- _What needs to be done_: Transcribe the data in full and exactly, omitting any pictures.
Start of Data excerpts
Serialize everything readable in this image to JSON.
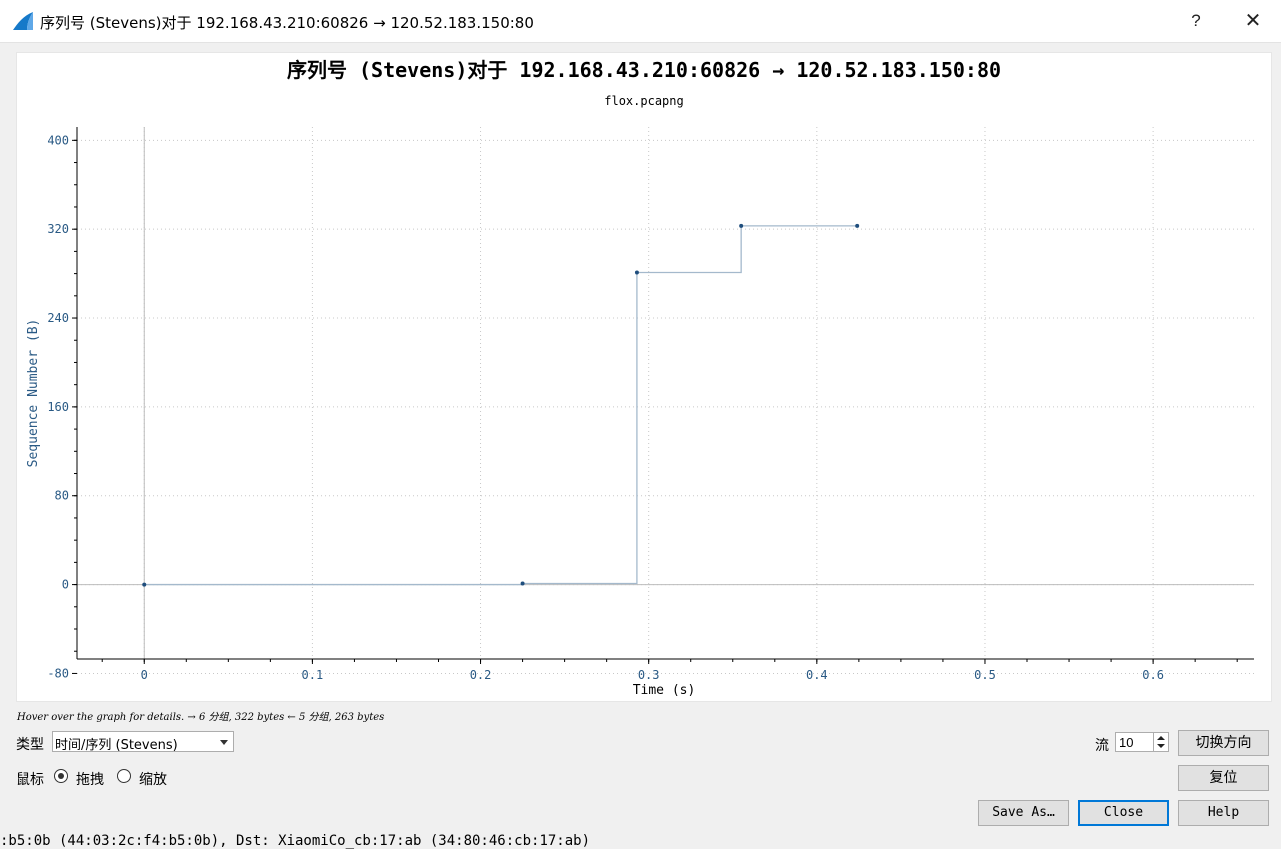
{
  "window": {
    "title": "序列号 (Stevens)对于 192.168.43.210:60826 → 120.52.183.150:80",
    "help_label": "?",
    "close_label": "✕"
  },
  "chart_data": {
    "type": "line",
    "title": "序列号 (Stevens)对于 192.168.43.210:60826 → 120.52.183.150:80",
    "subtitle": "flox.pcapng",
    "xlabel": "Time (s)",
    "ylabel": "Sequence Number (B)",
    "xlim": [
      -0.04,
      0.66
    ],
    "ylim": [
      -67,
      412
    ],
    "xticks": [
      0,
      0.1,
      0.2,
      0.3,
      0.4,
      0.5,
      0.6
    ],
    "xtick_labels": [
      "0",
      "0.1",
      "0.2",
      "0.3",
      "0.4",
      "0.5",
      "0.6"
    ],
    "yticks": [
      -80,
      0,
      80,
      160,
      240,
      320,
      400
    ],
    "ytick_labels": [
      "-80",
      "0",
      "80",
      "160",
      "240",
      "320",
      "400"
    ],
    "grid": true,
    "line_color": "#a4b9cc",
    "point_color": "#1f4e7d",
    "series": [
      {
        "step": true,
        "x": [
          0,
          0.225,
          0.293,
          0.355,
          0.424
        ],
        "y": [
          0,
          1,
          281,
          323,
          323
        ]
      }
    ]
  },
  "status": {
    "hover_text": "Hover over the graph for details. → 6 分组, 322 bytes ← 5 分组, 263 bytes"
  },
  "controls": {
    "type_label": "类型",
    "type_value": "时间/序列 (Stevens)",
    "mouse_label": "鼠标",
    "drag_label": "拖拽",
    "zoom_label": "缩放",
    "stream_label": "流",
    "stream_value": "10",
    "switch_direction": "切换方向",
    "reset": "复位",
    "save_as": "Save As…",
    "close": "Close",
    "help": "Help"
  },
  "background": {
    "packet_text": ":b5:0b (44:03:2c:f4:b5:0b), Dst: XiaomiCo_cb:17:ab (34:80:46:cb:17:ab)"
  }
}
End of Data excerpts
- _Finished exercise_:
Serialize everything readable in this image to JSON.
{
  "window": {
    "title": "序列号 (Stevens)对于 192.168.43.210:60826 → 120.52.183.150:80",
    "help_label": "?",
    "close_label": "✕"
  },
  "chart_data": {
    "type": "line",
    "title": "序列号 (Stevens)对于 192.168.43.210:60826 → 120.52.183.150:80",
    "subtitle": "flox.pcapng",
    "xlabel": "Time (s)",
    "ylabel": "Sequence Number (B)",
    "xlim": [
      -0.04,
      0.66
    ],
    "ylim": [
      -67,
      412
    ],
    "xticks": [
      0,
      0.1,
      0.2,
      0.3,
      0.4,
      0.5,
      0.6
    ],
    "xtick_labels": [
      "0",
      "0.1",
      "0.2",
      "0.3",
      "0.4",
      "0.5",
      "0.6"
    ],
    "yticks": [
      -80,
      0,
      80,
      160,
      240,
      320,
      400
    ],
    "ytick_labels": [
      "-80",
      "0",
      "80",
      "160",
      "240",
      "320",
      "400"
    ],
    "grid": true,
    "line_color": "#a4b9cc",
    "point_color": "#1f4e7d",
    "series": [
      {
        "step": true,
        "x": [
          0,
          0.225,
          0.293,
          0.355,
          0.424
        ],
        "y": [
          0,
          1,
          281,
          323,
          323
        ]
      }
    ]
  },
  "status": {
    "hover_text": "Hover over the graph for details. → 6 分组, 322 bytes ← 5 分组, 263 bytes"
  },
  "controls": {
    "type_label": "类型",
    "type_value": "时间/序列 (Stevens)",
    "mouse_label": "鼠标",
    "drag_label": "拖拽",
    "zoom_label": "缩放",
    "stream_label": "流",
    "stream_value": "10",
    "switch_direction": "切换方向",
    "reset": "复位",
    "save_as": "Save As…",
    "close": "Close",
    "help": "Help"
  },
  "background": {
    "packet_text": ":b5:0b (44:03:2c:f4:b5:0b), Dst: XiaomiCo_cb:17:ab (34:80:46:cb:17:ab)"
  }
}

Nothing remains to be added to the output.